> Task description: Scan the records and identify every line in which the string "content" occurs, then return those lines.

(Stored data)
--------------------------------

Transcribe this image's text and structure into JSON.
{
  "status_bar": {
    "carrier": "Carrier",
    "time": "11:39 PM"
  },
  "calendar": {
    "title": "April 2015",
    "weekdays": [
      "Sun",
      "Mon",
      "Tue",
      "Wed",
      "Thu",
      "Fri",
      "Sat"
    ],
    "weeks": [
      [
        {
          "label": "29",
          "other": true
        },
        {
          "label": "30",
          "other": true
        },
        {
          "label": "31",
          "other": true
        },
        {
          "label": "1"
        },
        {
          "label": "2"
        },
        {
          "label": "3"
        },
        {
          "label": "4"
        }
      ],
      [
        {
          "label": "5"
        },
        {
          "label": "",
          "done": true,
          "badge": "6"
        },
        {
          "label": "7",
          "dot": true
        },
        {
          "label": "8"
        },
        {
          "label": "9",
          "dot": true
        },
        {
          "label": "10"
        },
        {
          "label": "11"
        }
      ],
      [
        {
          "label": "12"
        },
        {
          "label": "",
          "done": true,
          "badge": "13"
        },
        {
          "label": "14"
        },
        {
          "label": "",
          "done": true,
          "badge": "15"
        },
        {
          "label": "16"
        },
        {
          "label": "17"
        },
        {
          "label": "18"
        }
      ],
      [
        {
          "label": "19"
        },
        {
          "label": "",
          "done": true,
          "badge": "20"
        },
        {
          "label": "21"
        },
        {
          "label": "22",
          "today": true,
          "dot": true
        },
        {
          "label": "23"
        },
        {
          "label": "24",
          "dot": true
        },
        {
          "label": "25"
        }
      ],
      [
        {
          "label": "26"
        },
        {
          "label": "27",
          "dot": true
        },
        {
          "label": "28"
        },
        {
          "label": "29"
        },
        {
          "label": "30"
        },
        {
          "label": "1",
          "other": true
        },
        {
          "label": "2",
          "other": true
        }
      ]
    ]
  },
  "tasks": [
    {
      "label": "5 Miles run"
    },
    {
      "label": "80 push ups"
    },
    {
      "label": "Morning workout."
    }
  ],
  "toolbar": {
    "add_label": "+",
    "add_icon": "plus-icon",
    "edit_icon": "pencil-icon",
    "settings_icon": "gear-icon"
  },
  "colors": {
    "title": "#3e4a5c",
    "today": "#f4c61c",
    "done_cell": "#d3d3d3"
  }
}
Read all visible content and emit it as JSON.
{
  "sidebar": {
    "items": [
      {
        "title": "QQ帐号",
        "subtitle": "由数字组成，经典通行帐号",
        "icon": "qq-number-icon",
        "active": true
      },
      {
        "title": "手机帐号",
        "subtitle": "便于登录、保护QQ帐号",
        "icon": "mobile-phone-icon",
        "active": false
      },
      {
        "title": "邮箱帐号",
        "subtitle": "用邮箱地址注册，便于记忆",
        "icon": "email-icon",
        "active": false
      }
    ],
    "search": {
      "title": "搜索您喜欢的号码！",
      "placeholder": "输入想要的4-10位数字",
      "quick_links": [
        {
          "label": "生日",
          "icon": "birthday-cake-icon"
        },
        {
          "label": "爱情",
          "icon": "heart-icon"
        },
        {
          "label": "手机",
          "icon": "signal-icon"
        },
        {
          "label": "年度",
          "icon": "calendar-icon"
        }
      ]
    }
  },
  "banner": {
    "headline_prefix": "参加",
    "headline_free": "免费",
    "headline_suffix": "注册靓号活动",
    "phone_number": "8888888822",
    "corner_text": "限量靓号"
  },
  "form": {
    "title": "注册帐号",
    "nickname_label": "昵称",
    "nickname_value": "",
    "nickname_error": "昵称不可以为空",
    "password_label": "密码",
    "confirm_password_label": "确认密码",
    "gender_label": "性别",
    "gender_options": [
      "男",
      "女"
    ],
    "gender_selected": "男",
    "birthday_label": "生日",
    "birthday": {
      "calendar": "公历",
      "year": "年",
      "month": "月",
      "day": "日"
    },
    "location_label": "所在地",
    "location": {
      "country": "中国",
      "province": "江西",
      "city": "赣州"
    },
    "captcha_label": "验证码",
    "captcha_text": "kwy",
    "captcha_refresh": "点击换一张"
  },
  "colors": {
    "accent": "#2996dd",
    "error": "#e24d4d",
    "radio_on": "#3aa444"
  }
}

--------------------------------

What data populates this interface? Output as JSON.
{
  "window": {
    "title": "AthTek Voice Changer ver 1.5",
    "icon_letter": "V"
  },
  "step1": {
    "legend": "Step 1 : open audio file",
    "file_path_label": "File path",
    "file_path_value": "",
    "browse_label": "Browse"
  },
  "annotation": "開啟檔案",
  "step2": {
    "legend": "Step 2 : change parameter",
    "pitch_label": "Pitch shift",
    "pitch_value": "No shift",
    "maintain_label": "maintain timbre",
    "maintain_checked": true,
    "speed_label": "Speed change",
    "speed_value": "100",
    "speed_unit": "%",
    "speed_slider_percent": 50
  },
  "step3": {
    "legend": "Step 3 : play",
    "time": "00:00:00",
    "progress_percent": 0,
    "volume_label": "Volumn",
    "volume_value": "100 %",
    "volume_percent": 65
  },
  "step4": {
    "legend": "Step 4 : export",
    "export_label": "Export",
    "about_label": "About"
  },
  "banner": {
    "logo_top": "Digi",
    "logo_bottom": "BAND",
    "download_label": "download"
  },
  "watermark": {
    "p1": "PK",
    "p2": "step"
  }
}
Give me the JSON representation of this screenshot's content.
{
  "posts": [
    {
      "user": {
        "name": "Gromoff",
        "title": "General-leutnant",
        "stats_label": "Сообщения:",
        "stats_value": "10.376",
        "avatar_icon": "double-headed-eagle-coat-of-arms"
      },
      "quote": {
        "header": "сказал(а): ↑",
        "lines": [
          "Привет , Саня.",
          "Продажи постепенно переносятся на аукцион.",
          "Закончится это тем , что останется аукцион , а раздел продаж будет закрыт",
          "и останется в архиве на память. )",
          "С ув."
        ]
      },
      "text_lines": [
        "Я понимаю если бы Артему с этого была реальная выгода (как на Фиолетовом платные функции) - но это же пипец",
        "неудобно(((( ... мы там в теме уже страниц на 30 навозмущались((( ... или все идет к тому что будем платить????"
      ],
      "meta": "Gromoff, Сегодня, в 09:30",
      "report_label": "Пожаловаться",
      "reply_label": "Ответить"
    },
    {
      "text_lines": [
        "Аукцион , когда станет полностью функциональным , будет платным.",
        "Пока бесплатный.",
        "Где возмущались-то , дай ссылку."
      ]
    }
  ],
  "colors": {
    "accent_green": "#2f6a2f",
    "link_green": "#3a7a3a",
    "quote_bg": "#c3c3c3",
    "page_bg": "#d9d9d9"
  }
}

--------------------------------

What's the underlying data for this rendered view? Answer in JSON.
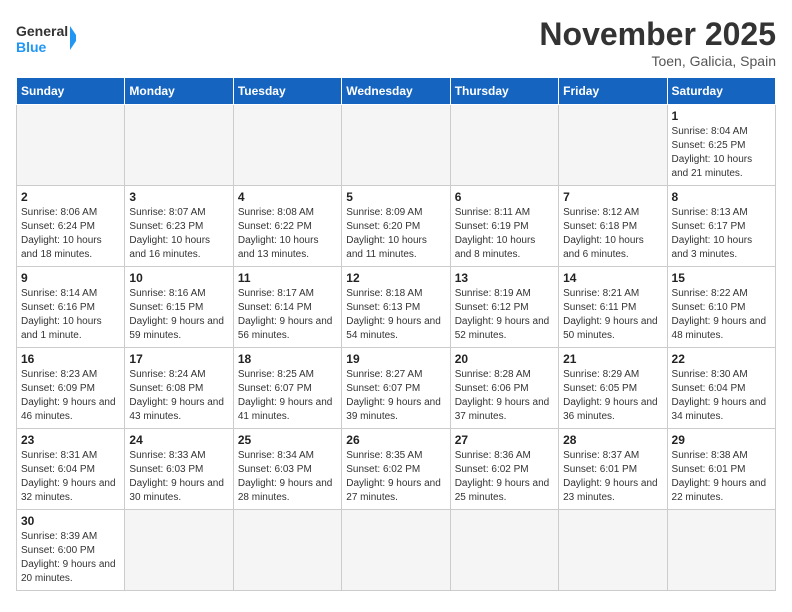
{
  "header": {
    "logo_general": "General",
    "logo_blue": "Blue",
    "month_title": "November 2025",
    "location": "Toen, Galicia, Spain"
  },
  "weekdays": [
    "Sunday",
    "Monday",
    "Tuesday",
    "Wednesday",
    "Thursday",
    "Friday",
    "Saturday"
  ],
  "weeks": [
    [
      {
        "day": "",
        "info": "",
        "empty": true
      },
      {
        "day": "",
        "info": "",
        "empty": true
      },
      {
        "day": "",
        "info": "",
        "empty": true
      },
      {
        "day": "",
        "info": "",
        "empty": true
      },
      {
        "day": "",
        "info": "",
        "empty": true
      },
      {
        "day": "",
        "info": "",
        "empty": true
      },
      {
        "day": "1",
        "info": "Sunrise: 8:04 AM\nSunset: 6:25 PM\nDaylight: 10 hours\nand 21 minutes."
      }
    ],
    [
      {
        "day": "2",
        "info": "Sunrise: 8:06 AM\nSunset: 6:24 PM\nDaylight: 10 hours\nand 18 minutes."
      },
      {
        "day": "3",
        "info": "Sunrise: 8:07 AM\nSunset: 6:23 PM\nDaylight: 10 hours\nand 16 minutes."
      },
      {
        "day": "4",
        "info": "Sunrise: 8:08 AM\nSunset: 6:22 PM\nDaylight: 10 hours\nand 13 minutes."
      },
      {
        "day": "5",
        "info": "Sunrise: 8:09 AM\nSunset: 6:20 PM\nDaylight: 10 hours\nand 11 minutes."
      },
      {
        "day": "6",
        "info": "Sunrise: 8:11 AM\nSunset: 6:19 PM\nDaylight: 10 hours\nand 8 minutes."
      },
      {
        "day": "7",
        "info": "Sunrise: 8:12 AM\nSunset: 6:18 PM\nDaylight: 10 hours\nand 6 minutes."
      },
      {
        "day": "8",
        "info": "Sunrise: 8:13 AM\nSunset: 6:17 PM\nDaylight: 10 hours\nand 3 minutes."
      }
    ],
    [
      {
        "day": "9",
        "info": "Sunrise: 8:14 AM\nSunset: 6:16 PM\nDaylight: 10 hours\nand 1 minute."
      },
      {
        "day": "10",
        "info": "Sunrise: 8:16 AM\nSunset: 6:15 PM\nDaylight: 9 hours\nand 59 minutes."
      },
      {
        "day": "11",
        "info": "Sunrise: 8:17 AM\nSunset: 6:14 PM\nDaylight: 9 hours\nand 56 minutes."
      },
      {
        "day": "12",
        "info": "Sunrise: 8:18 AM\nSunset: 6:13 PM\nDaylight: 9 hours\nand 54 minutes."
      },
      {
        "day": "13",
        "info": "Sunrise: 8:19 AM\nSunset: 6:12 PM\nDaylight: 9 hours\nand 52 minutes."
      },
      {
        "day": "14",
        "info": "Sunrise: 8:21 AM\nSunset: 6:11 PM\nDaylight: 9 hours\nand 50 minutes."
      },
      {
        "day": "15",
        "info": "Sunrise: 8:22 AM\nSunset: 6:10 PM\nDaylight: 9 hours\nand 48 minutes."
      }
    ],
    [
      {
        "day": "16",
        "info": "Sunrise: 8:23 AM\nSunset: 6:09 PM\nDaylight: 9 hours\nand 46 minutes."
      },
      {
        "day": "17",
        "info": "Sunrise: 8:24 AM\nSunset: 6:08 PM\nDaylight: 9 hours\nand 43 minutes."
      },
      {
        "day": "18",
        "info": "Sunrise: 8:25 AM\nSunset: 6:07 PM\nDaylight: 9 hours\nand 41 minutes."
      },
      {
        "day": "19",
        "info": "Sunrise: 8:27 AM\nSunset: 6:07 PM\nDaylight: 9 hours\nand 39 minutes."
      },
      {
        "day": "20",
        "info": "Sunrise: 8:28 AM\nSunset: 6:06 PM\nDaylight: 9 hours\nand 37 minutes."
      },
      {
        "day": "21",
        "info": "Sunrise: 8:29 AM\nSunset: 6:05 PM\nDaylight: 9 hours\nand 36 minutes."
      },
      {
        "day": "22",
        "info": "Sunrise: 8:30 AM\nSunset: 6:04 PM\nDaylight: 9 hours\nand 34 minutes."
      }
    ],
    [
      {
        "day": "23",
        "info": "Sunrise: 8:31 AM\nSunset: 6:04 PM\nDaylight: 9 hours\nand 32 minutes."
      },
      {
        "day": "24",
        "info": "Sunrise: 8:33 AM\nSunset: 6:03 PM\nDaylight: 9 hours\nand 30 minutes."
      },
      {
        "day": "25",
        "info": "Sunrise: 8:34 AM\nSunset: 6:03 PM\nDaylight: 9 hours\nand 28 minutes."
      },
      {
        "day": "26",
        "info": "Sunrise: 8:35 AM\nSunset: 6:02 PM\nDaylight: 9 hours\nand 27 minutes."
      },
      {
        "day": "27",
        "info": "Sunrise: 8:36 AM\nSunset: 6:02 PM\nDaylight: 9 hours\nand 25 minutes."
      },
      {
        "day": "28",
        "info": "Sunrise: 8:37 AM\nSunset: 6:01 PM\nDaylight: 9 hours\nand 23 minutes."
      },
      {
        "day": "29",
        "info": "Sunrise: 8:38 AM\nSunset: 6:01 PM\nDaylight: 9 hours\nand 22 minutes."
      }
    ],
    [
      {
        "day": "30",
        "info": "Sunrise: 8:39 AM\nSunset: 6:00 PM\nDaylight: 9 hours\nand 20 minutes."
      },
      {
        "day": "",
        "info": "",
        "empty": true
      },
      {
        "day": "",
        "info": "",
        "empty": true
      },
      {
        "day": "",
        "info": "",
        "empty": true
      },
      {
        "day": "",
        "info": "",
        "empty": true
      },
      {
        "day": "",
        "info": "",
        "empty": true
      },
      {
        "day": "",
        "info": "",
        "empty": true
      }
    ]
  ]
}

--------------------------------

> Response to the task:
Read all visible content and emit it as JSON.
Give me the JSON representation of this screenshot's content.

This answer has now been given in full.